**PROBLEM REQUIREMENTS**
Copy out all lines that carry the word "path".

--- Start of TASK MATERIAL ---

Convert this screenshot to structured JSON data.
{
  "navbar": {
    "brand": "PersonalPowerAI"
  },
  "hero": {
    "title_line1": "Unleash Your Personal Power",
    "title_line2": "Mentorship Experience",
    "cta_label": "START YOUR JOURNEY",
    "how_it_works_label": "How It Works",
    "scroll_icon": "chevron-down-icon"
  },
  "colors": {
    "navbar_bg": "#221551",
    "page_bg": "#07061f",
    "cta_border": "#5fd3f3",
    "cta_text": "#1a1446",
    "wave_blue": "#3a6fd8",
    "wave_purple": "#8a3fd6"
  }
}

--- End of TASK MATERIAL ---
--- Start of TASK MATERIAL ---

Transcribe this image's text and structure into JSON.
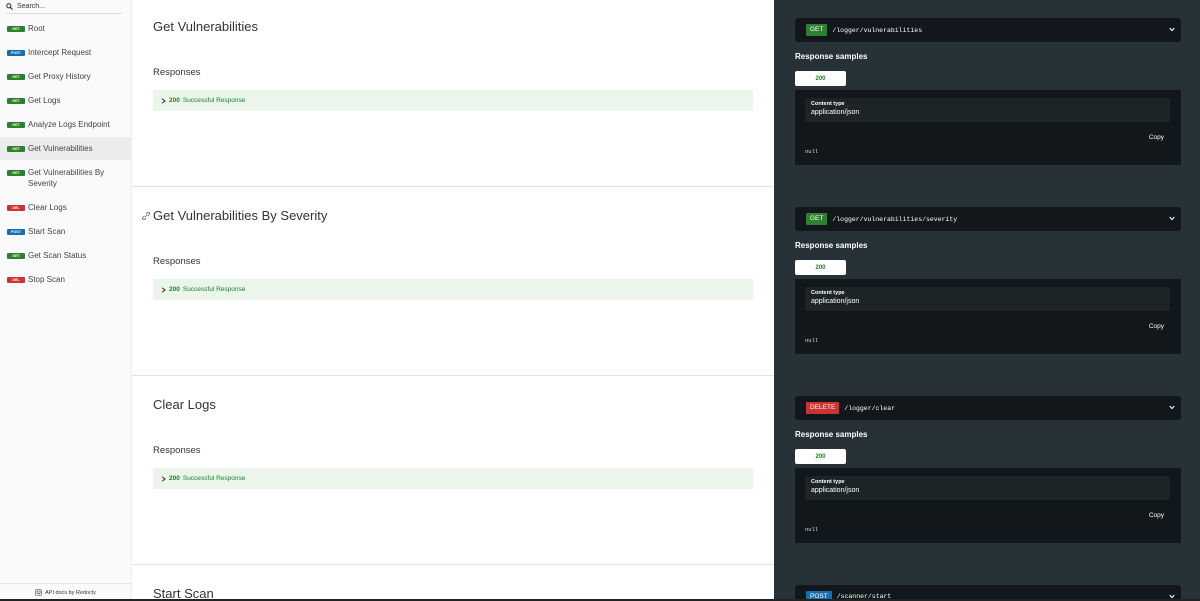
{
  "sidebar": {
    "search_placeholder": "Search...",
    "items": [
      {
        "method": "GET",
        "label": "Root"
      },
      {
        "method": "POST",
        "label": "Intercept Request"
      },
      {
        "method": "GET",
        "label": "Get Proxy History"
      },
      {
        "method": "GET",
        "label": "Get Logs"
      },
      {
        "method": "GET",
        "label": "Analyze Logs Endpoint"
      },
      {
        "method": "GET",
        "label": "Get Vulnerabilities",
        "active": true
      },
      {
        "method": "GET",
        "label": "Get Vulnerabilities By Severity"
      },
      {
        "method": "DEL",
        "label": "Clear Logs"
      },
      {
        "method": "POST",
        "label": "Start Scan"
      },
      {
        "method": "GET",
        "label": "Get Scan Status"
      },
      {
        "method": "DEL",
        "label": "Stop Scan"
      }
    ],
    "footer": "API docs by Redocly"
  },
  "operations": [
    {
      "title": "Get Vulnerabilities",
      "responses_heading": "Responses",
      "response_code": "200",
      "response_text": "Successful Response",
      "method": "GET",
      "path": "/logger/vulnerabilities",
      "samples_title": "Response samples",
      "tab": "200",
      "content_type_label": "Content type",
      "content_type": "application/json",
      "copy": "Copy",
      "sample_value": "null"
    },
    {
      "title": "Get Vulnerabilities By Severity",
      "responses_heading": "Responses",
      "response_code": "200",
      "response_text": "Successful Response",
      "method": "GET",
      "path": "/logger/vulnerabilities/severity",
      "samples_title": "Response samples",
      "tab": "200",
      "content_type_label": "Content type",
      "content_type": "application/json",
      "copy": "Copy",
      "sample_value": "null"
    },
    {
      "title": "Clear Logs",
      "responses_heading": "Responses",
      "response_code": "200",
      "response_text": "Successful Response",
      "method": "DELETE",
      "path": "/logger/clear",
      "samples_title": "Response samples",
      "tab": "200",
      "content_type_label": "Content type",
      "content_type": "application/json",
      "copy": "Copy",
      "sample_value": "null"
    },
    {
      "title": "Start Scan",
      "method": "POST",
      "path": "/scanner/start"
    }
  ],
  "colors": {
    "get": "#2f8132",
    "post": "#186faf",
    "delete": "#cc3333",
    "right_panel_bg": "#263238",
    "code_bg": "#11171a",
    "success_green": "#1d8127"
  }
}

--- End of TASK MATERIAL ---

**FULL OUTPUT**
      "path": "/logger/vulnerabilities",
      "path": "/logger/vulnerabilities/severity",
      "path": "/logger/clear",
      "path": "/scanner/start"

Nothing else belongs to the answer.